(Source data)
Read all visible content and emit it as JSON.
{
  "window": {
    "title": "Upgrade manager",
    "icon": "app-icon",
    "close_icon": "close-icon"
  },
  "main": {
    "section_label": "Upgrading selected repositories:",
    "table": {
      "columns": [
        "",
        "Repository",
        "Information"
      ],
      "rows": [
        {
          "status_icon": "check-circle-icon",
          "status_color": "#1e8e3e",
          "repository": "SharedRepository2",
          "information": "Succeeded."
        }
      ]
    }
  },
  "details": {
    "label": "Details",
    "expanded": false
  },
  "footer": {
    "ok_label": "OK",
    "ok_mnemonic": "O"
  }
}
* * *
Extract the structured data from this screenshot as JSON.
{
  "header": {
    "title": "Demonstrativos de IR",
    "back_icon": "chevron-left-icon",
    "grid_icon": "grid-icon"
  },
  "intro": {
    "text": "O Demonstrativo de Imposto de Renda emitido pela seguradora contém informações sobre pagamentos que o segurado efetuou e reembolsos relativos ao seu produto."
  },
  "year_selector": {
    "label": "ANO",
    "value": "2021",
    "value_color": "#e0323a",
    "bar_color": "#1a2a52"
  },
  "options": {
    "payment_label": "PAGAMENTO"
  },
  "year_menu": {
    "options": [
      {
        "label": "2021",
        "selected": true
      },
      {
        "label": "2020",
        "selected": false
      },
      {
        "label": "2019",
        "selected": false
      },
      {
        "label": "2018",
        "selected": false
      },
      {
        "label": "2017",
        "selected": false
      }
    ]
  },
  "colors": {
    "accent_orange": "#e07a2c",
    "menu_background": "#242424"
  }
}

● Instructions for the task:
Find the word "icon" in the entries, and copy every line it shows up in.

● Complete output:
    "icon": "app-icon",
    "close_icon": "close-icon"
          "status_icon": "check-circle-icon",
    "back_icon": "chevron-left-icon",
    "grid_icon": "grid-icon"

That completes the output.